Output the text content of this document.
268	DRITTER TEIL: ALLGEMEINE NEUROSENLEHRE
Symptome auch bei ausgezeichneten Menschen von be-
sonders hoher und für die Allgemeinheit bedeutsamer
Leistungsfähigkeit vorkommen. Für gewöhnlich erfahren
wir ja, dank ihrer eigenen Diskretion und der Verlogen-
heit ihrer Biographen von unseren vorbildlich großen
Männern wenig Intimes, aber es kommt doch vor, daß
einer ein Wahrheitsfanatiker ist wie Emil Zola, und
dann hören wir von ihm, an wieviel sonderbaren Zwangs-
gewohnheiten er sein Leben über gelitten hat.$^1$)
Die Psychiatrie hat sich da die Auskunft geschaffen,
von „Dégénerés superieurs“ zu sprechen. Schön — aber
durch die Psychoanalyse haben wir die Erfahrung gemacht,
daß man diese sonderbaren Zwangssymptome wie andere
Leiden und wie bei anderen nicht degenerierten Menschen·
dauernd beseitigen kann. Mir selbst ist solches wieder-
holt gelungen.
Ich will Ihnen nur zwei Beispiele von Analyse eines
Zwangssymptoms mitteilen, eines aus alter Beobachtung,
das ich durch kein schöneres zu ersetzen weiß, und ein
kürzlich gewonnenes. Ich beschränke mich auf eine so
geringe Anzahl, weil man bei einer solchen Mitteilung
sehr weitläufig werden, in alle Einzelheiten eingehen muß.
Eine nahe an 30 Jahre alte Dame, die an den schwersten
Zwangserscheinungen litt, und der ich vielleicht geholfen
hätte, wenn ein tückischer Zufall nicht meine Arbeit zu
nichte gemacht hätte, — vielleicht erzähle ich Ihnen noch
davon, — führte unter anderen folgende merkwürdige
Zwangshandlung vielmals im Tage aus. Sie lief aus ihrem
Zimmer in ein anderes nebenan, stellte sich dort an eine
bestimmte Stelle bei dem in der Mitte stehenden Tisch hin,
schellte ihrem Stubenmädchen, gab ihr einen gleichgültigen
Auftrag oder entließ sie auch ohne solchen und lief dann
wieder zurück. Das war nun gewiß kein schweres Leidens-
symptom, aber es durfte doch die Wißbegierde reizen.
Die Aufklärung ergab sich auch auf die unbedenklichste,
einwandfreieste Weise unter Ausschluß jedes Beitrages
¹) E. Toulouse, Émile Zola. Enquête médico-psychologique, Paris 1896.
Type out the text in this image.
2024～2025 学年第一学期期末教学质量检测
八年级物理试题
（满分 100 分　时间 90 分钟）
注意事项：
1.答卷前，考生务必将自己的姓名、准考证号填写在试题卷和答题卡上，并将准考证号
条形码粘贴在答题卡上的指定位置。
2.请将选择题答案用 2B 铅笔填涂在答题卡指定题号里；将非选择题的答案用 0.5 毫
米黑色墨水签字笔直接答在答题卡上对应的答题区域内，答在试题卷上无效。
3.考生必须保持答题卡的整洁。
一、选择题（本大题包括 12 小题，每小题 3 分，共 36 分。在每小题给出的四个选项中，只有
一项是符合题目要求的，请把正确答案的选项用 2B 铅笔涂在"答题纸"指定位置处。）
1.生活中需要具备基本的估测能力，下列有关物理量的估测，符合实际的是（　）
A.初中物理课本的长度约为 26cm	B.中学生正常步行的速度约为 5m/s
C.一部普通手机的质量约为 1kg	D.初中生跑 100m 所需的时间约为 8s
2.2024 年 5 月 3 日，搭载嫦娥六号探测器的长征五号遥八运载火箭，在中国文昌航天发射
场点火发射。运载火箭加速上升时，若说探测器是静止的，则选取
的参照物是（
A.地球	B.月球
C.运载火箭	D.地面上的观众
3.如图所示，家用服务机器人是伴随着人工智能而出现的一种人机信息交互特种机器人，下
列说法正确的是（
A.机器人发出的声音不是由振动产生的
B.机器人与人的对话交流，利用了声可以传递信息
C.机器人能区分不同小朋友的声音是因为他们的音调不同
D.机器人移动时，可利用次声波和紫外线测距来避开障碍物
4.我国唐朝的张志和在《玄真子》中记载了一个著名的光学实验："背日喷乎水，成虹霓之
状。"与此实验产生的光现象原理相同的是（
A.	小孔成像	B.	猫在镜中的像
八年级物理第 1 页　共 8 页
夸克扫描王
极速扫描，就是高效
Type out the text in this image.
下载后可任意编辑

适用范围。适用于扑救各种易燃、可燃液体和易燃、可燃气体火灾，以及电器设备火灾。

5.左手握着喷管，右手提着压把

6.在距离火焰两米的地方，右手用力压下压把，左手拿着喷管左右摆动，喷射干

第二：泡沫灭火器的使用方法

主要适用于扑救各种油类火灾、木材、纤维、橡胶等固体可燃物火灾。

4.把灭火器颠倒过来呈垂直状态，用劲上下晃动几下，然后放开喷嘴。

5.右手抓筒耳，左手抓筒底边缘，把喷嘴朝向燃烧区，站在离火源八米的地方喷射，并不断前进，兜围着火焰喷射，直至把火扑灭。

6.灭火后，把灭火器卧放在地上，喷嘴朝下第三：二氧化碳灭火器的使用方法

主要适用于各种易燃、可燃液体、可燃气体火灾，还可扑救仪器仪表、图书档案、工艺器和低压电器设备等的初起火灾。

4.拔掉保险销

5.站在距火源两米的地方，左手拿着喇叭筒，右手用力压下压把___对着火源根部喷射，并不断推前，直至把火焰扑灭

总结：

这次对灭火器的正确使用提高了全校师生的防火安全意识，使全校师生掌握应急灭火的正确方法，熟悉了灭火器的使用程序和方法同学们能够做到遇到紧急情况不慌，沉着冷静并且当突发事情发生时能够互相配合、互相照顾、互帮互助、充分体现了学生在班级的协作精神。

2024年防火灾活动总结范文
----
#### [What is expected]
Reproduce all of the data exactly as given.

#### [In response]
Output the text content of this document.
268	DRITTER TEIL: ALLGEMEINE NEUROSENLEHRE
Symptome auch bei ausgezeichneten Menschen von be-
sonders hoher und für die Allgemeinheit bedeutsamer
Leistungsfähigkeit vorkommen. Für gewöhnlich erfahren
wir ja, dank ihrer eigenen Diskretion und der Verlogen-
heit ihrer Biographen von unseren vorbildlich großen
Männern wenig Intimes, aber es kommt doch vor, daß
einer ein Wahrheitsfanatiker ist wie Emil Zola, und
dann hören wir von ihm, an wieviel sonderbaren Zwangs-
gewohnheiten er sein Leben über gelitten hat.$^1$)
Die Psychiatrie hat sich da die Auskunft geschaffen,
von „Dégénerés superieurs“ zu sprechen. Schön — aber
durch die Psychoanalyse haben wir die Erfahrung gemacht,
daß man diese sonderbaren Zwangssymptome wie andere
Leiden und wie bei anderen nicht degenerierten Menschen·
dauernd beseitigen kann. Mir selbst ist solches wieder-
holt gelungen.
Ich will Ihnen nur zwei Beispiele von Analyse eines
Zwangssymptoms mitteilen, eines aus alter Beobachtung,
das ich durch kein schöneres zu ersetzen weiß, und ein
kürzlich gewonnenes. Ich beschränke mich auf eine so
geringe Anzahl, weil man bei einer solchen Mitteilung
sehr weitläufig werden, in alle Einzelheiten eingehen muß.
Eine nahe an 30 Jahre alte Dame, die an den schwersten
Zwangserscheinungen litt, und der ich vielleicht geholfen
hätte, wenn ein tückischer Zufall nicht meine Arbeit zu
nichte gemacht hätte, — vielleicht erzähle ich Ihnen noch
davon, — führte unter anderen folgende merkwürdige
Zwangshandlung vielmals im Tage aus. Sie lief aus ihrem
Zimmer in ein anderes nebenan, stellte sich dort an eine
bestimmte Stelle bei dem in der Mitte stehenden Tisch hin,
schellte ihrem Stubenmädchen, gab ihr einen gleichgültigen
Auftrag oder entließ sie auch ohne solchen und lief dann
wieder zurück. Das war nun gewiß kein schweres Leidens-
symptom, aber es durfte doch die Wißbegierde reizen.
Die Aufklärung ergab sich auch auf die unbedenklichste,
einwandfreieste Weise unter Ausschluß jedes Beitrages
¹) E. Toulouse, Émile Zola. Enquête médico-psychologique, Paris 1896.
Type out the text in this image.
2024～2025 学年第一学期期末教学质量检测
八年级物理试题
（满分 100 分　时间 90 分钟）
注意事项：
1.答卷前，考生务必将自己的姓名、准考证号填写在试题卷和答题卡上，并将准考证号
条形码粘贴在答题卡上的指定位置。
2.请将选择题答案用 2B 铅笔填涂在答题卡指定题号里；将非选择题的答案用 0.5 毫
米黑色墨水签字笔直接答在答题卡上对应的答题区域内，答在试题卷上无效。
3.考生必须保持答题卡的整洁。
一、选择题（本大题包括 12 小题，每小题 3 分，共 36 分。在每小题给出的四个选项中，只有
一项是符合题目要求的，请把正确答案的选项用 2B 铅笔涂在"答题纸"指定位置处。）
1.生活中需要具备基本的估测能力，下列有关物理量的估测，符合实际的是（　）
A.初中物理课本的长度约为 26cm	B.中学生正常步行的速度约为 5m/s
C.一部普通手机的质量约为 1kg	D.初中生跑 100m 所需的时间约为 8s
2.2024 年 5 月 3 日，搭载嫦娥六号探测器的长征五号遥八运载火箭，在中国文昌航天发射
场点火发射。运载火箭加速上升时，若说探测器是静止的，则选取
的参照物是（
A.地球	B.月球
C.运载火箭	D.地面上的观众
3.如图所示，家用服务机器人是伴随着人工智能而出现的一种人机信息交互特种机器人，下
列说法正确的是（
A.机器人发出的声音不是由振动产生的
B.机器人与人的对话交流，利用了声可以传递信息
C.机器人能区分不同小朋友的声音是因为他们的音调不同
D.机器人移动时，可利用次声波和紫外线测距来避开障碍物
4.我国唐朝的张志和在《玄真子》中记载了一个著名的光学实验："背日喷乎水，成虹霓之
状。"与此实验产生的光现象原理相同的是（
A.	小孔成像	B.	猫在镜中的像
八年级物理第 1 页　共 8 页
夸克扫描王
极速扫描，就是高效
Type out the text in this image.
下载后可任意编辑

适用范围。适用于扑救各种易燃、可燃液体和易燃、可燃气体火灾，以及电器设备火灾。

5.左手握着喷管，右手提着压把

6.在距离火焰两米的地方，右手用力压下压把，左手拿着喷管左右摆动，喷射干

第二：泡沫灭火器的使用方法

主要适用于扑救各种油类火灾、木材、纤维、橡胶等固体可燃物火灾。

4.把灭火器颠倒过来呈垂直状态，用劲上下晃动几下，然后放开喷嘴。

5.右手抓筒耳，左手抓筒底边缘，把喷嘴朝向燃烧区，站在离火源八米的地方喷射，并不断前进，兜围着火焰喷射，直至把火扑灭。

6.灭火后，把灭火器卧放在地上，喷嘴朝下第三：二氧化碳灭火器的使用方法

主要适用于各种易燃、可燃液体、可燃气体火灾，还可扑救仪器仪表、图书档案、工艺器和低压电器设备等的初起火灾。

4.拔掉保险销

5.站在距火源两米的地方，左手拿着喇叭筒，右手用力压下压把___对着火源根部喷射，并不断推前，直至把火焰扑灭

总结：

这次对灭火器的正确使用提高了全校师生的防火安全意识，使全校师生掌握应急灭火的正确方法，熟悉了灭火器的使用程序和方法同学们能够做到遇到紧急情况不慌，沉着冷静并且当突发事情发生时能够互相配合、互相照顾、互帮互助、充分体现了学生在班级的协作精神。

2024年防火灾活动总结范文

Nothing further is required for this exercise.